## TASK DIRECTIONS
Without the images, print all the entries below exactly as given.

## Stored data entries

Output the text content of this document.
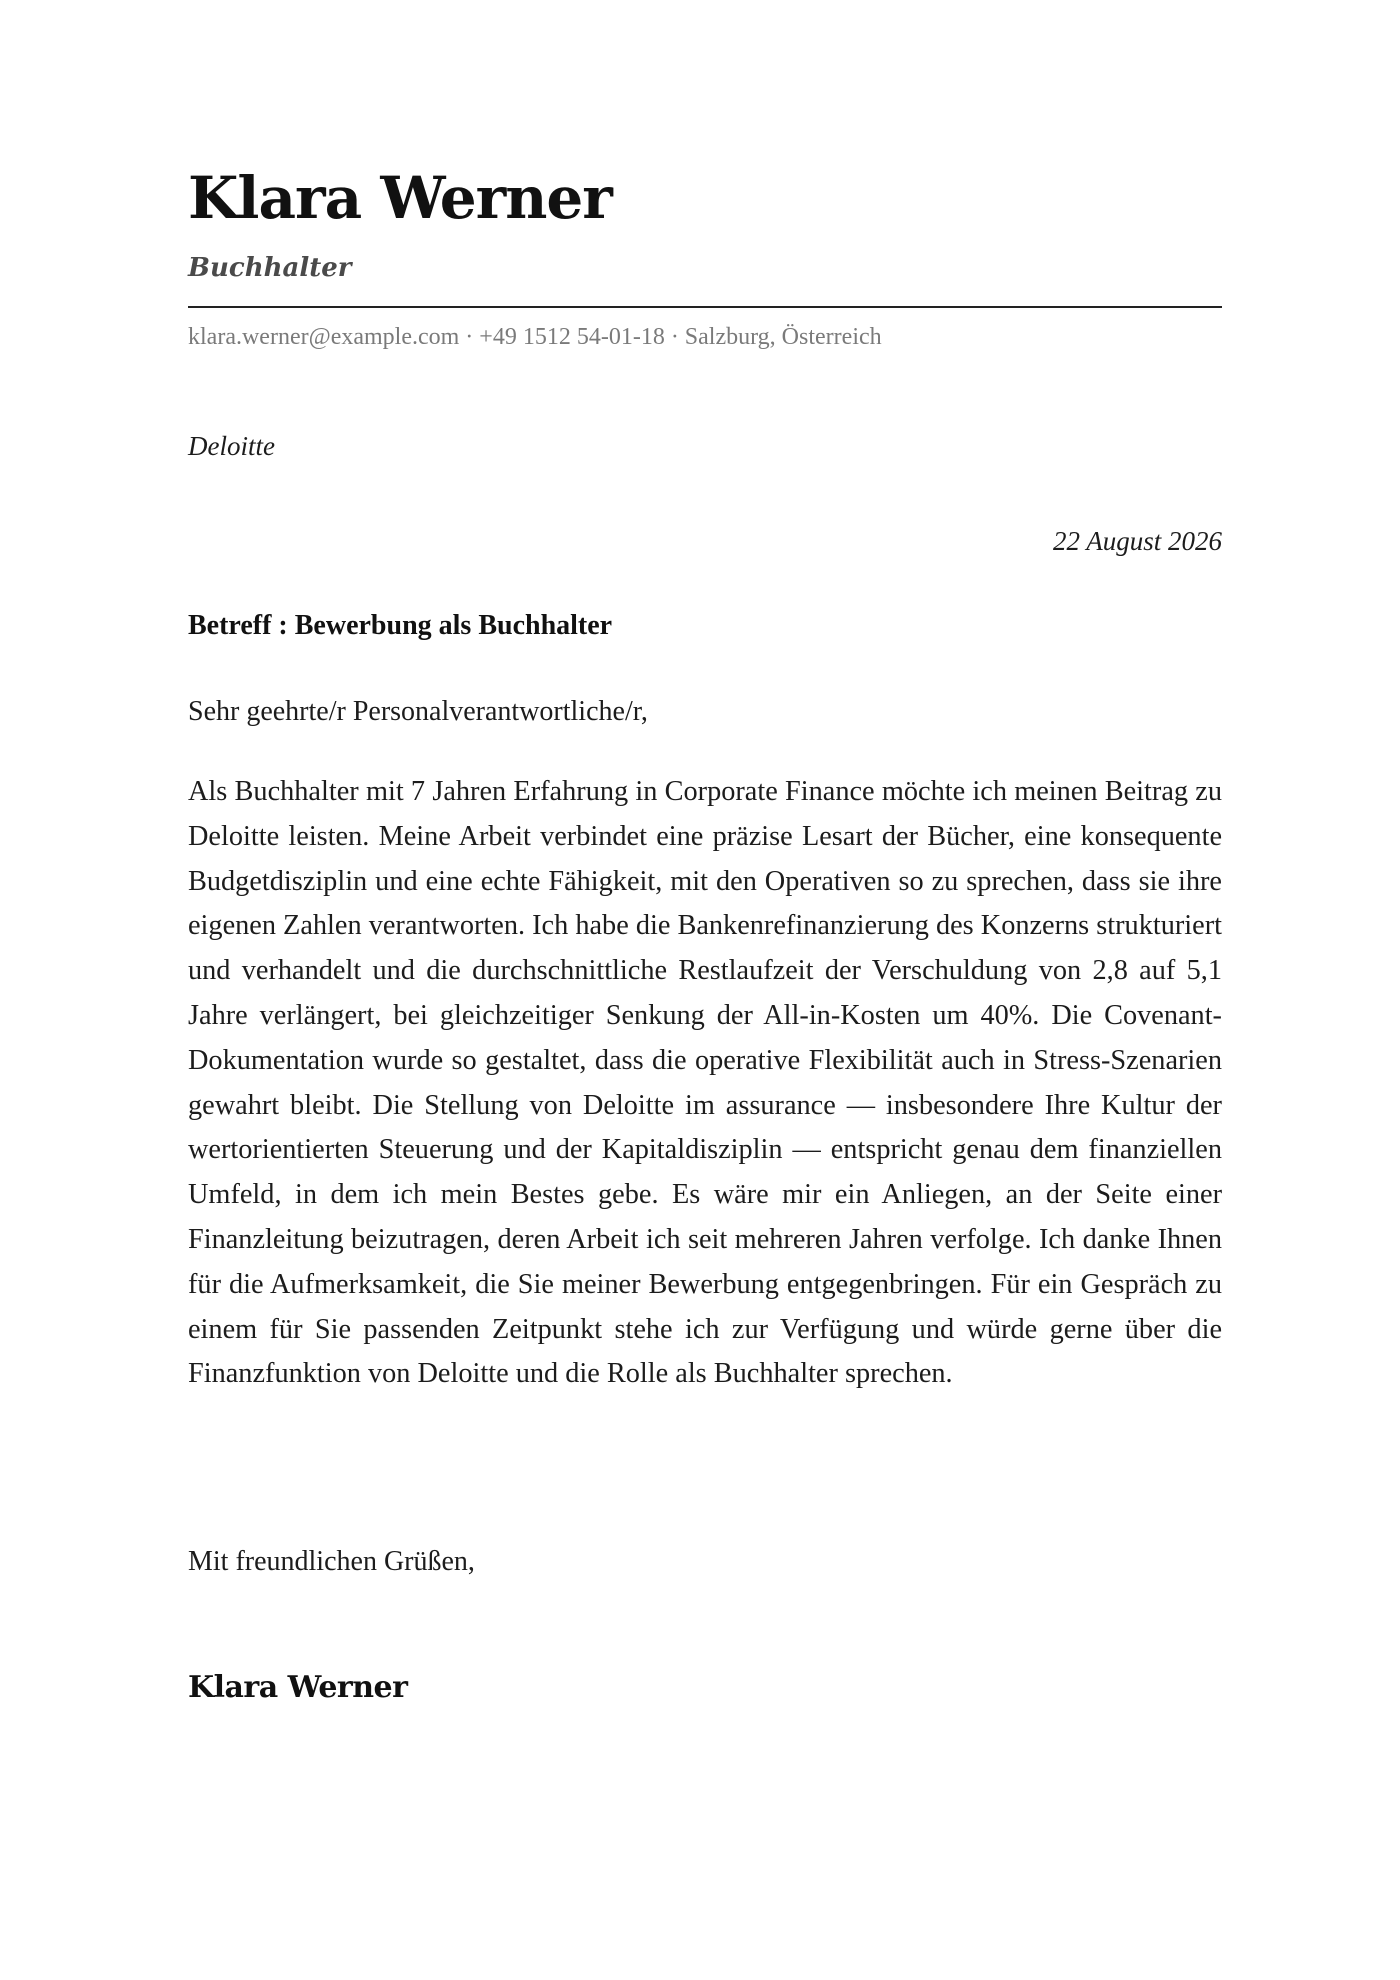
Klara Werner
Buchhalter
klara.werner@example.com · +49 1512 54-01-18 · Salzburg, Österreich
Deloitte
22 August 2026
Betreff : Bewerbung als Buchhalter
Sehr geehrte/r Personalverantwortliche/r,

Als Buchhalter mit 7 Jahren Erfahrung in Corporate Finance möchte ich meinen Beitrag zu Deloitte leisten. Meine Arbeit verbindet eine präzise Lesart der Bücher, eine konsequente Budgetdisziplin und eine echte Fähigkeit, mit den Operativen so zu sprechen, dass sie ihre eigenen Zahlen verantworten. Ich habe die Bankenrefinanzierung des Konzerns strukturiert und verhandelt und die durchschnittliche Restlaufzeit der Verschuldung von 2,8 auf 5,1 Jahre verlängert, bei gleichzeitiger Senkung der All-in-Kosten um 40%. Die Covenant-Dokumentation wurde so gestaltet, dass die operative Flexibilität auch in Stress-Szenarien gewahrt bleibt. Die Stellung von Deloitte im assurance — insbesondere Ihre Kultur der wertorientierten Steuerung und der Kapitaldisziplin — entspricht genau dem finanziellen Umfeld, in dem ich mein Bestes gebe. Es wäre mir ein Anliegen, an der Seite einer Finanzleitung beizutragen, deren Arbeit ich seit mehreren Jahren verfolge. Ich danke Ihnen für die Aufmerksamkeit, die Sie meiner Bewerbung entgegenbringen. Für ein Gespräch zu einem für Sie passenden Zeitpunkt stehe ich zur Verfügung und würde gerne über die Finanzfunktion von Deloitte und die Rolle als Buchhalter sprechen.

Mit freundlichen Grüßen,
Klara Werner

## FINAL RESULT
Output the text content of this document.
Klara Werner
Buchhalter
klara.werner@example.com · +49 1512 54-01-18 · Salzburg, Österreich
Deloitte
22 August 2026
Betreff : Bewerbung als Buchhalter
Sehr geehrte/r Personalverantwortliche/r,

Als Buchhalter mit 7 Jahren Erfahrung in Corporate Finance möchte ich meinen Beitrag zu Deloitte leisten. Meine Arbeit verbindet eine präzise Lesart der Bücher, eine konsequente Budgetdisziplin und eine echte Fähigkeit, mit den Operativen so zu sprechen, dass sie ihre eigenen Zahlen verantworten. Ich habe die Bankenrefinanzierung des Konzerns strukturiert und verhandelt und die durchschnittliche Restlaufzeit der Verschuldung von 2,8 auf 5,1 Jahre verlängert, bei gleichzeitiger Senkung der All-in-Kosten um 40%. Die Covenant-Dokumentation wurde so gestaltet, dass die operative Flexibilität auch in Stress-Szenarien gewahrt bleibt. Die Stellung von Deloitte im assurance — insbesondere Ihre Kultur der wertorientierten Steuerung und der Kapitaldisziplin — entspricht genau dem finanziellen Umfeld, in dem ich mein Bestes gebe. Es wäre mir ein Anliegen, an der Seite einer Finanzleitung beizutragen, deren Arbeit ich seit mehreren Jahren verfolge. Ich danke Ihnen für die Aufmerksamkeit, die Sie meiner Bewerbung entgegenbringen. Für ein Gespräch zu einem für Sie passenden Zeitpunkt stehe ich zur Verfügung und würde gerne über die Finanzfunktion von Deloitte und die Rolle als Buchhalter sprechen.

Mit freundlichen Grüßen,
Klara Werner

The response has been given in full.